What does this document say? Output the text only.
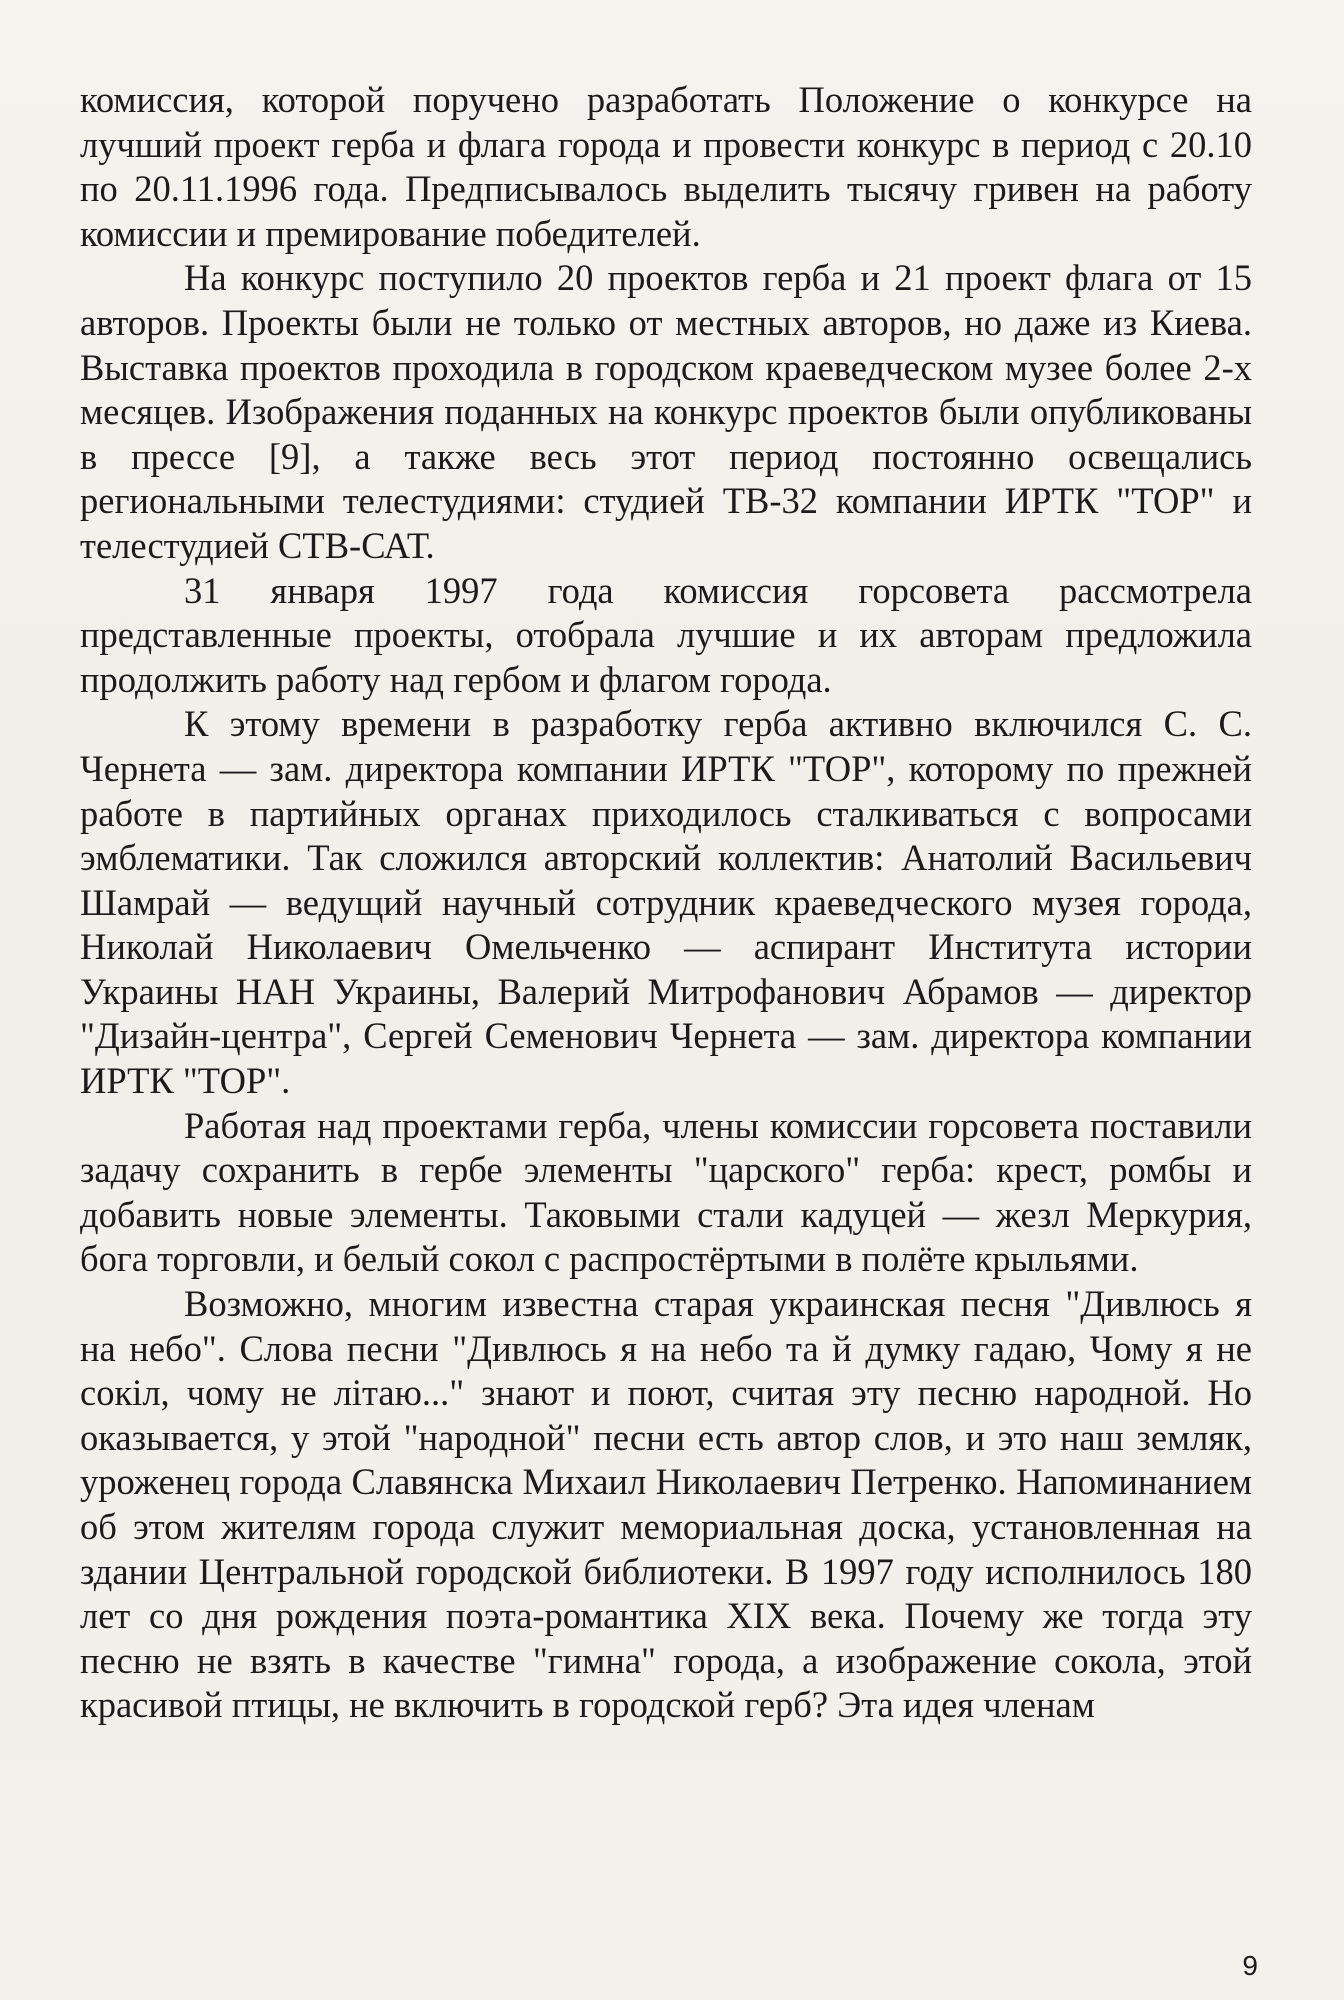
комиссия, которой поручено разработать Положение о конкурсе на лучший проект герба и флага города и провести конкурс в период с 20.10 по 20.11.1996 года. Предписывалось выделить тысячу гривен на работу комиссии и премирование победителей.

На конкурс поступило 20 проектов герба и 21 проект флага от 15 авторов. Проекты были не только от местных авторов, но даже из Киева. Выставка проектов проходила в городском краеведческом музее более 2-х месяцев. Изображения поданных на конкурс проектов были опубликованы в прессе [9], а также весь этот период постоянно освещались региональными телестудиями: студией ТВ-32 компании ИРТК "ТОР" и телестудией СТВ-САТ.

31 января 1997 года комиссия горсовета рассмотрела представленные проекты, отобрала лучшие и их авторам предложила продолжить работу над гербом и флагом города.

К этому времени в разработку герба активно включился С. С. Чернета — зам. директора компании ИРТК "ТОР", которому по прежней работе в партийных органах приходилось сталкиваться с вопросами эмблематики. Так сложился авторский коллектив: Анатолий Васильевич Шамрай — ведущий научный сотрудник краеведческого музея города, Николай Николаевич Омельченко — аспирант Института истории Украины НАН Украины, Валерий Митрофанович Абрамов — директор "Дизайн-центра", Сергей Семенович Чернета — зам. директора компании ИРТК "ТОР".

Работая над проектами герба, члены комиссии горсовета поставили задачу сохранить в гербе элементы "царского" герба: крест, ромбы и добавить новые элементы. Таковыми стали кадуцей — жезл Меркурия, бога торговли, и белый сокол с распростёртыми в полёте крыльями.

Возможно, многим известна старая украинская песня "Дивлюсь я на небо". Слова песни "Дивлюсь я на небо та й думку гадаю, Чому я не сокіл, чому не літаю..." знают и поют, считая эту песню народной. Но оказывается, у этой "народной" песни есть автор слов, и это наш земляк, уроженец города Славянска Михаил Николаевич Петренко. Напоминанием об этом жителям города служит мемориальная доска, установленная на здании Центральной городской библиотеки. В 1997 году исполнилось 180 лет со дня рождения поэта-романтика XIX века. Почему же тогда эту песню не взять в качестве "гимна" города, а изображение сокола, этой красивой птицы, не включить в городской герб? Эта идея членам

9
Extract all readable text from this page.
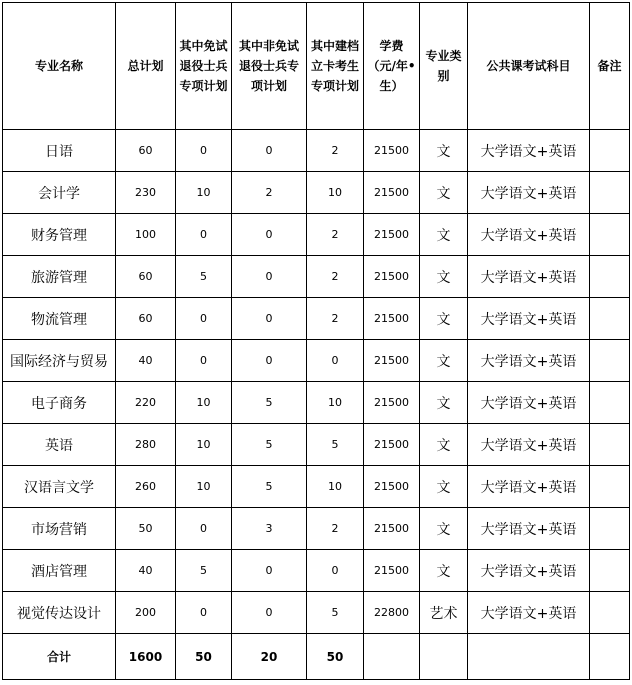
专业名称	总计划	其中免试退役士兵专项计划	其中非免试退役士兵专项计划	其中建档立卡考生专项计划	学费（元/年•生）	专业类别	公共课考试科目	备注
日语	60	0	0	2	21500	文	大学语文+英语	
会计学	230	10	2	10	21500	文	大学语文+英语	
财务管理	100	0	0	2	21500	文	大学语文+英语	
旅游管理	60	5	0	2	21500	文	大学语文+英语	
物流管理	60	0	0	2	21500	文	大学语文+英语	
国际经济与贸易	40	0	0	0	21500	文	大学语文+英语	
电子商务	220	10	5	10	21500	文	大学语文+英语	
英语	280	10	5	5	21500	文	大学语文+英语	
汉语言文学	260	10	5	10	21500	文	大学语文+英语	
市场营销	50	0	3	2	21500	文	大学语文+英语	
酒店管理	40	5	0	0	21500	文	大学语文+英语	
视觉传达设计	200	0	0	5	22800	艺术	大学语文+英语	
合计	1600	50	20	50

....

Write out the entries above verbatim; the pictures do not belong in your copy.

What does this document say? Output the text only.
комиссия, которой поручено разработать Положение о конкурсе на лучший проект герба и флага города и провести конкурс в период с 20.10 по 20.11.1996 года. Предписывалось выделить тысячу гривен на работу комиссии и премирование победителей.

На конкурс поступило 20 проектов герба и 21 проект флага от 15 авторов. Проекты были не только от местных авторов, но даже из Киева. Выставка проектов проходила в городском краеведческом музее более 2-х месяцев. Изображения поданных на конкурс проектов были опубликованы в прессе [9], а также весь этот период постоянно освещались региональными телестудиями: студией ТВ-32 компании ИРТК "ТОР" и телестудией СТВ-САТ.

31 января 1997 года комиссия горсовета рассмотрела представленные проекты, отобрала лучшие и их авторам предложила продолжить работу над гербом и флагом города.

К этому времени в разработку герба активно включился С. С. Чернета — зам. директора компании ИРТК "ТОР", которому по прежней работе в партийных органах приходилось сталкиваться с вопросами эмблематики. Так сложился авторский коллектив: Анатолий Васильевич Шамрай — ведущий научный сотрудник краеведческого музея города, Николай Николаевич Омельченко — аспирант Института истории Украины НАН Украины, Валерий Митрофанович Абрамов — директор "Дизайн-центра", Сергей Семенович Чернета — зам. директора компании ИРТК "ТОР".

Работая над проектами герба, члены комиссии горсовета поставили задачу сохранить в гербе элементы "царского" герба: крест, ромбы и добавить новые элементы. Таковыми стали кадуцей — жезл Меркурия, бога торговли, и белый сокол с распростёртыми в полёте крыльями.

Возможно, многим известна старая украинская песня "Дивлюсь я на небо". Слова песни "Дивлюсь я на небо та й думку гадаю, Чому я не сокіл, чому не літаю..." знают и поют, считая эту песню народной. Но оказывается, у этой "народной" песни есть автор слов, и это наш земляк, уроженец города Славянска Михаил Николаевич Петренко. Напоминанием об этом жителям города служит мемориальная доска, установленная на здании Центральной городской библиотеки. В 1997 году исполнилось 180 лет со дня рождения поэта-романтика XIX века. Почему же тогда эту песню не взять в качестве "гимна" города, а изображение сокола, этой красивой птицы, не включить в городской герб? Эта идея членам

9
Extract all readable text from this page.
专业名称	总计划	其中免试退役士兵专项计划	其中非免试退役士兵专项计划	其中建档立卡考生专项计划	学费（元/年•生）	专业类别	公共课考试科目	备注
日语	60	0	0	2	21500	文	大学语文+英语	
会计学	230	10	2	10	21500	文	大学语文+英语	
财务管理	100	0	0	2	21500	文	大学语文+英语	
旅游管理	60	5	0	2	21500	文	大学语文+英语	
物流管理	60	0	0	2	21500	文	大学语文+英语	
国际经济与贸易	40	0	0	0	21500	文	大学语文+英语	
电子商务	220	10	5	10	21500	文	大学语文+英语	
英语	280	10	5	5	21500	文	大学语文+英语	
汉语言文学	260	10	5	10	21500	文	大学语文+英语	
市场营销	50	0	3	2	21500	文	大学语文+英语	
酒店管理	40	5	0	0	21500	文	大学语文+英语	
视觉传达设计	200	0	0	5	22800	艺术	大学语文+英语	
合计	1600	50	20	50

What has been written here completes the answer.